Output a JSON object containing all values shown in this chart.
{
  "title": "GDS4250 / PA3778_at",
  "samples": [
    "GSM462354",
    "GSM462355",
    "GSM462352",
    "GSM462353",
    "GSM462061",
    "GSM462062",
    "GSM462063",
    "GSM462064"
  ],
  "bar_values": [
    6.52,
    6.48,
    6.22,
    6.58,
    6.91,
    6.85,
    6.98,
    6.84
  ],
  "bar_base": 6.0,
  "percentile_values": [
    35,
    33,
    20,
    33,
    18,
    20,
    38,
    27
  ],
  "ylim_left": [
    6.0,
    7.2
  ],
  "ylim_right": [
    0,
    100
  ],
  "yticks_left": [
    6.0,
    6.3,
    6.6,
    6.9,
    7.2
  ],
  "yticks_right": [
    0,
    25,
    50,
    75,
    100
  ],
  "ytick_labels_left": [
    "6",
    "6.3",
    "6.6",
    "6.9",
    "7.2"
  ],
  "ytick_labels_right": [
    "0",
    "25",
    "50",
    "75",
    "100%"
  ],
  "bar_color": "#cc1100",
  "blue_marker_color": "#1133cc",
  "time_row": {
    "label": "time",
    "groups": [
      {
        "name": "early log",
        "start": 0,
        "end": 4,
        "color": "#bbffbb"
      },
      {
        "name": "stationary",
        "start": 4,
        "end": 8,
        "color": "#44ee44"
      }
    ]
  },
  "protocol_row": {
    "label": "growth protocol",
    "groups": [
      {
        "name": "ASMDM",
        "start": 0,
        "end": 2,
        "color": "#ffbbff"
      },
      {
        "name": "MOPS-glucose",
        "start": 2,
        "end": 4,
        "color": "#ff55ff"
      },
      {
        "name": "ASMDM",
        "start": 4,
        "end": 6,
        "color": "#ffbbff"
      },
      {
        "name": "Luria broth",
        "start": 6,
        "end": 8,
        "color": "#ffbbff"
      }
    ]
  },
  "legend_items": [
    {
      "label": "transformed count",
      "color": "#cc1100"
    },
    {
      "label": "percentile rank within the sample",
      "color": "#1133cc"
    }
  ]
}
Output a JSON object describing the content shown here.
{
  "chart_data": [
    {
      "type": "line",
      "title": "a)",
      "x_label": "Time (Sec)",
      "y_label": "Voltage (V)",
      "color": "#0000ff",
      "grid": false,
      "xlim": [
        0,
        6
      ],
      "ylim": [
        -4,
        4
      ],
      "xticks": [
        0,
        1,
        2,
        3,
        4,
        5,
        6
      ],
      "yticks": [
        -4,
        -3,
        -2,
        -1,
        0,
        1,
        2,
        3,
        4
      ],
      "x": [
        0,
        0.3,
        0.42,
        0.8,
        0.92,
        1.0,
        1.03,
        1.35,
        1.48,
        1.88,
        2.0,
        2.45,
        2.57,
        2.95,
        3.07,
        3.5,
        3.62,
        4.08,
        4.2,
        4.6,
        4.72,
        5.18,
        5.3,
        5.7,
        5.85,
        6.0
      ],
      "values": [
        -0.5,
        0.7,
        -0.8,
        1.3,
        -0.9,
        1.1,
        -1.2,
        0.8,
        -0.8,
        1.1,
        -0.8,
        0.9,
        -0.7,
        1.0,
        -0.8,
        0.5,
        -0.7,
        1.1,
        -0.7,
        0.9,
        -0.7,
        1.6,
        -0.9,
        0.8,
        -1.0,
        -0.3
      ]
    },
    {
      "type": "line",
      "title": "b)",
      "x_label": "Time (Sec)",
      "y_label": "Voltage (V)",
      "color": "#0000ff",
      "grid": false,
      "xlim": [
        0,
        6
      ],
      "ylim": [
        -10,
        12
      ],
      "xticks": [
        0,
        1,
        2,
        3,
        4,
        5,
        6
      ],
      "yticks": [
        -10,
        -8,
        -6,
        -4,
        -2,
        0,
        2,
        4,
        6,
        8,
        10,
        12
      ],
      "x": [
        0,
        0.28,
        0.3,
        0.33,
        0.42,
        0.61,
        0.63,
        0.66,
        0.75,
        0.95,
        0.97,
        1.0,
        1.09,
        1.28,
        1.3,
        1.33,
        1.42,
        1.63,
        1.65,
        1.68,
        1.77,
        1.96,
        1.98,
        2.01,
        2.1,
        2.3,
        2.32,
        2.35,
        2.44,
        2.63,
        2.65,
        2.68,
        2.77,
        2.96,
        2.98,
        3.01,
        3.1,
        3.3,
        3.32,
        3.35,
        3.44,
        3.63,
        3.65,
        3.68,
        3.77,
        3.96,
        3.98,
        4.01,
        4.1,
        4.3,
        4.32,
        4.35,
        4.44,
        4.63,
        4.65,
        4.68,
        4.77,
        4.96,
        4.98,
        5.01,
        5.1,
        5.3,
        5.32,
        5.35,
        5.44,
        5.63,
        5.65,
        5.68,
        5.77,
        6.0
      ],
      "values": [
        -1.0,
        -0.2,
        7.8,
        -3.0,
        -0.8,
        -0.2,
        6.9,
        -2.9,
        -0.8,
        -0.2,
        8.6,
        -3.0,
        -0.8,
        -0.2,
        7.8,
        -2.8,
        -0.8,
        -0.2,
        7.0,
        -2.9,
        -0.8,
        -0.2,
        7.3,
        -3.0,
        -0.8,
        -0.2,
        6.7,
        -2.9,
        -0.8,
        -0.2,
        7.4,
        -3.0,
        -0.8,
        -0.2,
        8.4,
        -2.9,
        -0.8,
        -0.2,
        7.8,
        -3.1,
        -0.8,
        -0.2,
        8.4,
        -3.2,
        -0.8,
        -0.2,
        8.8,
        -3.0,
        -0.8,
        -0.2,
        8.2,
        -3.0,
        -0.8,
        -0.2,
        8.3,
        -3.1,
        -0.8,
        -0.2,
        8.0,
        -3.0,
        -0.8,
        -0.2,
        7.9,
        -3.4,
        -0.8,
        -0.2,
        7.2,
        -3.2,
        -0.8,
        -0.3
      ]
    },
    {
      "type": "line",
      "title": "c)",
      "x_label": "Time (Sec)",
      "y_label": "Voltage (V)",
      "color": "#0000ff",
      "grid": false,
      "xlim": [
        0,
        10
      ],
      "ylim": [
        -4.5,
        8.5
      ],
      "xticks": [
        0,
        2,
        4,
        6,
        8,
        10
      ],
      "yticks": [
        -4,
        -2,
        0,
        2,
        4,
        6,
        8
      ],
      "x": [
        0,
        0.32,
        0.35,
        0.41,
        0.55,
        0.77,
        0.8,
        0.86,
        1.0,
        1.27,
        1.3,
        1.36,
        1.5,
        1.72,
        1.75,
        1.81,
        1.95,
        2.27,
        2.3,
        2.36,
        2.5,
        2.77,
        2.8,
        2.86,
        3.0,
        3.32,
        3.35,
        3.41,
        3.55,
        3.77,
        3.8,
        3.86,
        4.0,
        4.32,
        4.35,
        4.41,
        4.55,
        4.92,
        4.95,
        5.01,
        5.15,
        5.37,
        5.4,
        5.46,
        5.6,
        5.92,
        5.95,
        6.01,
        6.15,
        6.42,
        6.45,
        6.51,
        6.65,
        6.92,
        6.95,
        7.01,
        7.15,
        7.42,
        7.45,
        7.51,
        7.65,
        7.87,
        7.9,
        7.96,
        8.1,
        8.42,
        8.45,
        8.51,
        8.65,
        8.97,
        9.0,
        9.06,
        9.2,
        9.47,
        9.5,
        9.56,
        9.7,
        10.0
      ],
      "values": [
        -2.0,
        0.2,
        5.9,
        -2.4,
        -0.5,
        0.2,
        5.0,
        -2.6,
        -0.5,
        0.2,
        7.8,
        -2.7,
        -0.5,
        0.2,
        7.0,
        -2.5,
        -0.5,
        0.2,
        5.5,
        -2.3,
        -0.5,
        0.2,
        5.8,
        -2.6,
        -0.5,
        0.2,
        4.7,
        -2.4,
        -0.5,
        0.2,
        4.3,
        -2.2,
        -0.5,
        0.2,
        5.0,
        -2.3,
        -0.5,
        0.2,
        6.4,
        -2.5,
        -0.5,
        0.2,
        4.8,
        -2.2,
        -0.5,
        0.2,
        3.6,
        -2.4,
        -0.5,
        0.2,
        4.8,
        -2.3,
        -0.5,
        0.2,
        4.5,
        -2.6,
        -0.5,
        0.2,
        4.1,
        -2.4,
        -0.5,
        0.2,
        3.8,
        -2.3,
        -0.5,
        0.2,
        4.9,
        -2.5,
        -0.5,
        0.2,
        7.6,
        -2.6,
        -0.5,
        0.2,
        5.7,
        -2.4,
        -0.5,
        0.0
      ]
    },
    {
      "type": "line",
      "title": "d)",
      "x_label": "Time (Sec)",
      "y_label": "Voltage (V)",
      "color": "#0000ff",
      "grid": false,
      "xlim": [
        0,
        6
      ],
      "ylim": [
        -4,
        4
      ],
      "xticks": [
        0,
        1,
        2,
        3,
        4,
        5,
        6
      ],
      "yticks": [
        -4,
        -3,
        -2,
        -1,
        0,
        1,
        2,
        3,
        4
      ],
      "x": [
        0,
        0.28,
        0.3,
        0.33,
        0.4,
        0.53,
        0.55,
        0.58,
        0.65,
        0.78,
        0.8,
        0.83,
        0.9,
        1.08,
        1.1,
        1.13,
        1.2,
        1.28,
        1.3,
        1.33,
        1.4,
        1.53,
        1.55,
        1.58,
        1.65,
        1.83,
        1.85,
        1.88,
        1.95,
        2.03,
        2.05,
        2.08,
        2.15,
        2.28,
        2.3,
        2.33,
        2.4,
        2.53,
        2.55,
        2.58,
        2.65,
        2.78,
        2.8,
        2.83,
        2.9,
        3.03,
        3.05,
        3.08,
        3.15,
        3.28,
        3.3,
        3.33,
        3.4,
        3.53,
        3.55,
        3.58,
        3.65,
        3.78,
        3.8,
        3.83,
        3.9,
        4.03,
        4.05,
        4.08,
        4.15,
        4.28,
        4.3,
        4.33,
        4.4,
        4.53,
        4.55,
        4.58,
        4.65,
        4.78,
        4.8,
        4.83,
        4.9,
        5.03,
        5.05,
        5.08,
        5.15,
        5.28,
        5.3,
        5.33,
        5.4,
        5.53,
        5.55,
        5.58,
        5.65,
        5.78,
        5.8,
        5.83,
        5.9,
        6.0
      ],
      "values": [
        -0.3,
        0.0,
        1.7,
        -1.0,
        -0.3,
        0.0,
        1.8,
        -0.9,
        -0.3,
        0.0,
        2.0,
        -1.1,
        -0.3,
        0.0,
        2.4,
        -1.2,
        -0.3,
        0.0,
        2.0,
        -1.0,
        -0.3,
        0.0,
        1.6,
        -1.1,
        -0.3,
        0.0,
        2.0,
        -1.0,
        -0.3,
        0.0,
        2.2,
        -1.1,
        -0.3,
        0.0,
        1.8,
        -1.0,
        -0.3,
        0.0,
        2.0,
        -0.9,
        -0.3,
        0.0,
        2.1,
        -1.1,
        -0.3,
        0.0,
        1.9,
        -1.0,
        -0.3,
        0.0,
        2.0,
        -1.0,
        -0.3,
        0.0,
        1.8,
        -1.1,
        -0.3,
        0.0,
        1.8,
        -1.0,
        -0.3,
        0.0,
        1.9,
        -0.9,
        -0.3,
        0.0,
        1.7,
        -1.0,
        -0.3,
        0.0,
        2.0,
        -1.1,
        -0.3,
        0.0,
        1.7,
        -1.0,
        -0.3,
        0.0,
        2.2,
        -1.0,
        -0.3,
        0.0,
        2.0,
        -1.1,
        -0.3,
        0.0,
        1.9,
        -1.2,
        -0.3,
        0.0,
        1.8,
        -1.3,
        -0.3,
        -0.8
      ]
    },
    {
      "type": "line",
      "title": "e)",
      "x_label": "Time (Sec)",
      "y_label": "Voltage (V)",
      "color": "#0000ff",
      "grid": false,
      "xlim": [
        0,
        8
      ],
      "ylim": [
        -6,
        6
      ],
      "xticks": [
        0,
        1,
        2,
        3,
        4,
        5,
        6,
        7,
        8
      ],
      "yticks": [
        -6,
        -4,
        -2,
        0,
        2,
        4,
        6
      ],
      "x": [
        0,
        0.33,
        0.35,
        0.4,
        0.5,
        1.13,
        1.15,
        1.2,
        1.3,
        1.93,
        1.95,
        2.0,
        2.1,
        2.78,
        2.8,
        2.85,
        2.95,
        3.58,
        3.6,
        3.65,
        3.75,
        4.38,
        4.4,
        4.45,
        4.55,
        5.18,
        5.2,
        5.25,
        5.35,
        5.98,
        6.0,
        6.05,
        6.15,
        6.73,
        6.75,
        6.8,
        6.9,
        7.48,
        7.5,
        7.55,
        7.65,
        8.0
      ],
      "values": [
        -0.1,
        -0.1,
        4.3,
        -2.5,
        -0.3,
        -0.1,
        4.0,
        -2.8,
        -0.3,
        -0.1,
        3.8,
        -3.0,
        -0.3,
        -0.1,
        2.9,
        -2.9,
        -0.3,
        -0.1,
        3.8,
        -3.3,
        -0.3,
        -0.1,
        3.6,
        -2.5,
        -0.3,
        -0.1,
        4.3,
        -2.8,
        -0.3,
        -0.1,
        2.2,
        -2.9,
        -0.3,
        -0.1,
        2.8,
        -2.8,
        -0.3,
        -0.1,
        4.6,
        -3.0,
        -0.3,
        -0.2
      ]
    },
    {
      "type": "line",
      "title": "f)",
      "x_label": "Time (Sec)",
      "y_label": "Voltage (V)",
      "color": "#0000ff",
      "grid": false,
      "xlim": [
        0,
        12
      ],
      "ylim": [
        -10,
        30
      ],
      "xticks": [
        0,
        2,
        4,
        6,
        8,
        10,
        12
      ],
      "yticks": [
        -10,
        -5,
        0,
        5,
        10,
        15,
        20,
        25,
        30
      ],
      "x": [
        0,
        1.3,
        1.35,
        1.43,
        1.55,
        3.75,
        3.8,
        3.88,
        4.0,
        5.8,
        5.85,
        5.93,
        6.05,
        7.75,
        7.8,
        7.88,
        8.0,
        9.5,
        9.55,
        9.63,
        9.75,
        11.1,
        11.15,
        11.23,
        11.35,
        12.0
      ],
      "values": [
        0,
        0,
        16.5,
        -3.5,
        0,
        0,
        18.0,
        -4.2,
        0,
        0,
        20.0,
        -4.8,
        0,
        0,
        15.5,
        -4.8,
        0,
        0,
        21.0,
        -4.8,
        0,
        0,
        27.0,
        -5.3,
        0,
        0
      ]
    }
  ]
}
_ _ _ _ _ _ _
#### Written task
Go through the lines above. Select every one that has the string "Output".

#### Task result
Output a JSON object containing all values shown in this chart.
Output a JSON object describing the content shown here.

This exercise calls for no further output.